## [任务说明]
判断以下三项陈述是否与这篇介绍 Storm 接入 CKafka 的文档一致。每项回答“是”或“否”,并引用文档中起决定作用的原句,一字不改。
1. topology 处理的最小消息单位是 tuple。
2. CKafka 只能作为 spout 接入 Storm。
3. 测试环境使用的 Java 版本为 1.8。
--- 所示原文 ---
Storm 接入 Ckafka

最近更新时间:2020-10-22 11:10:06

Storm 简介

Storm 是一个分布式实时计算框架,能够对数据进行流式处理和提供通用性分布式 RPC 调用,可以实现处理事件亚秒级的延迟,适用于对延迟要求比较高的实时数据处理场景。

Storm 工作原理

在 Storm 的集群中有两种节点,控制节点Master Node和工作节点Worker NodeMaster Node上运行Nimbus进程,用于资源分配与状态监控。Worker Node上运行Supervisor进程,监听工作任务,启动executor执行。整个 Storm 集群依赖zookeeper负责公共数据存放、集群状态监听、任务分配等功能。

用户提交给 Storm 的数据处理程序称为topology,它处理的最小消息单位是tuple,一个任意对象的数组。topologyspoutbolt构成,spout是产生tuple的源头,bolt可以订阅任意spoutbolt发出的tuple进行处理。

Storm with ckafka

Storm 可以把 CKafka 作为spout,消费数据进行处理;也可以作为bolt,存放经过处理后的数据提供给其它组件消费。

测试环境

Centos6.8系统

package version
maven 3.5.0
storm 2.1.0
ssh 5.3
Java 1.8

申请创建 CKafka 实例

登录 消息队列 CKafka 控制台,创建一个 CKafka 实例(参考 创建实例)。
--- 提取信息 ---
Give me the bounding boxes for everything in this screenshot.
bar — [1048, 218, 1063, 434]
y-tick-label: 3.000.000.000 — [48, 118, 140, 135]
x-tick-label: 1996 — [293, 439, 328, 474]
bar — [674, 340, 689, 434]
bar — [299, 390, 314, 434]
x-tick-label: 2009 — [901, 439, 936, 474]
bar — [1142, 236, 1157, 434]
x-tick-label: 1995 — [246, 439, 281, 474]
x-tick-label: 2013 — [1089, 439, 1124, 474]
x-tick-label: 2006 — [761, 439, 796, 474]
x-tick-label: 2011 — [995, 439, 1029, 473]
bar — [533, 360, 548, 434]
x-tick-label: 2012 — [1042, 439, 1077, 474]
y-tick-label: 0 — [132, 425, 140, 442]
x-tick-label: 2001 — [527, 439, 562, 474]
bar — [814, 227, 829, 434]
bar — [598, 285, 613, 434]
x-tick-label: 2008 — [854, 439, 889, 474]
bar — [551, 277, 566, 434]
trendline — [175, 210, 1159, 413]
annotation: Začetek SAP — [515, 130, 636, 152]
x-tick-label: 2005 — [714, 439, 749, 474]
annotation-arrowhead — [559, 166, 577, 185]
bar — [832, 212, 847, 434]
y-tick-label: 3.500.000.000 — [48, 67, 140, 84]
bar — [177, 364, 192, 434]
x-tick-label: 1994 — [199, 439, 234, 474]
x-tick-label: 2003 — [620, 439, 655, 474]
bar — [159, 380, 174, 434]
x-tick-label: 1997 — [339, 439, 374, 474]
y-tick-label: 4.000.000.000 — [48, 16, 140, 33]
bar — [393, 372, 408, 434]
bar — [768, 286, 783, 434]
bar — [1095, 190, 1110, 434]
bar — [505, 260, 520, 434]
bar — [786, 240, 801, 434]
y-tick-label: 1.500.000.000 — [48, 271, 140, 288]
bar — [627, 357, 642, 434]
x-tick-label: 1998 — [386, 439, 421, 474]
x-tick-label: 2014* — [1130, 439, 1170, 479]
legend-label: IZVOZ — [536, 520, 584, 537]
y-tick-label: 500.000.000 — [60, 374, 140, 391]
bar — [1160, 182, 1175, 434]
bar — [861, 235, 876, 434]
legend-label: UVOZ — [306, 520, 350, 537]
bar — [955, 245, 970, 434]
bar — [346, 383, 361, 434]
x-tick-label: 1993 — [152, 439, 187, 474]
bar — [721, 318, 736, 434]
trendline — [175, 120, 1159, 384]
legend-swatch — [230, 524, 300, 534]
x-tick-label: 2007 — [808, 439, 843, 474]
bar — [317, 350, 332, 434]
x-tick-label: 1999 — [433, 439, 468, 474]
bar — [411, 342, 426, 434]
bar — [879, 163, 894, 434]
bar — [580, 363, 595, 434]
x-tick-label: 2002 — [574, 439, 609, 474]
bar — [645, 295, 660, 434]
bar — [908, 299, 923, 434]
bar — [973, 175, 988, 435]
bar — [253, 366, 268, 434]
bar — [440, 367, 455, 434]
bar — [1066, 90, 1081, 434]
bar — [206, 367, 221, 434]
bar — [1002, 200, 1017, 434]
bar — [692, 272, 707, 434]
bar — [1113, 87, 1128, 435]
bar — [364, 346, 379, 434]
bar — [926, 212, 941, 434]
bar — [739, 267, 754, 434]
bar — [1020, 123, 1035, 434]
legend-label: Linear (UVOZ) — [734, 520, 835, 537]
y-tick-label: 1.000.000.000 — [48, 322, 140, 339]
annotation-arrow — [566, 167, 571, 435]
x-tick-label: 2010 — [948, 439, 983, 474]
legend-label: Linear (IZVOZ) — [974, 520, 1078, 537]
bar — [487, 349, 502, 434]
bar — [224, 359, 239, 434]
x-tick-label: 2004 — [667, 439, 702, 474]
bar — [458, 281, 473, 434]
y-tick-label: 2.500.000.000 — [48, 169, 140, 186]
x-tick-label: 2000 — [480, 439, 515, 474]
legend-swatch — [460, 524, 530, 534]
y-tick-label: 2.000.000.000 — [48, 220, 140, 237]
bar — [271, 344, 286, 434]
---
## [参考答案]
1. 是:“它处理的最小消息单位是tuple”
2. 否:“也可以作为bolt,存放经过处理后的数据提供给其它组件消费”
3. 是:“Java 1.8”